SUPPLIED MATERIAL ▸
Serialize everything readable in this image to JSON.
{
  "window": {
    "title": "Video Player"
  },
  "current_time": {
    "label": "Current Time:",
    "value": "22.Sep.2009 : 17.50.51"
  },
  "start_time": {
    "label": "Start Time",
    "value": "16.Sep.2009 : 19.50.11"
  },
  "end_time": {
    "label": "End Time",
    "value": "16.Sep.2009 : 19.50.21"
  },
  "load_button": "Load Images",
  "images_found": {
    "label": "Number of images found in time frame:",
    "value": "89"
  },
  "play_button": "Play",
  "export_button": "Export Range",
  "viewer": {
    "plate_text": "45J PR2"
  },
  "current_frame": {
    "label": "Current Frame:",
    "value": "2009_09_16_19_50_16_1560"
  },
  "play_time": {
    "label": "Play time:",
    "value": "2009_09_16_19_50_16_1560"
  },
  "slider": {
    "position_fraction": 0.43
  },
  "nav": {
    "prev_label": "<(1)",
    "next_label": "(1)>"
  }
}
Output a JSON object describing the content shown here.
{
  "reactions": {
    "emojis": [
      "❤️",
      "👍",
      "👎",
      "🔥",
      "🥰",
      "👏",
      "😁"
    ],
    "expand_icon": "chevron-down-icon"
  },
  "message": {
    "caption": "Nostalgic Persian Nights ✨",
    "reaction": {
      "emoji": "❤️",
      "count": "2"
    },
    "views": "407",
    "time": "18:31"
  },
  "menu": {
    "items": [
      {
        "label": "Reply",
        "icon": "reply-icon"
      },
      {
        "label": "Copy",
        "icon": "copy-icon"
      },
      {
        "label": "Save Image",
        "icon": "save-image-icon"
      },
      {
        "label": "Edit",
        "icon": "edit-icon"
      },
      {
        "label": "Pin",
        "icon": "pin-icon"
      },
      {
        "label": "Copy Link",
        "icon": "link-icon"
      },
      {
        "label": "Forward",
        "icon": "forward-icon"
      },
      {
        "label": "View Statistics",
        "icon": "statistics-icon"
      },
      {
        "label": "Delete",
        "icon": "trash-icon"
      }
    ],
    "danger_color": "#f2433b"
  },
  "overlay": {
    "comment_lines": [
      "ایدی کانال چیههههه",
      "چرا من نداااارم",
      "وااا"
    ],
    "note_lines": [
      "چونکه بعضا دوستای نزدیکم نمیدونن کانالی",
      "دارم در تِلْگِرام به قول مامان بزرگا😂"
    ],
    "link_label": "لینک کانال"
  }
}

PROBLEM TO SOLVE ▸ Show every line in the records above that contains the word "value".

CORRECT OUTPUT ▸
    "value": "22.Sep.2009 : 17.50.51"
    "value": "16.Sep.2009 : 19.50.11"
    "value": "16.Sep.2009 : 19.50.21"
    "value": "89"
    "value": "2009_09_16_19_50_16_1560"
    "value": "2009_09_16_19_50_16_1560"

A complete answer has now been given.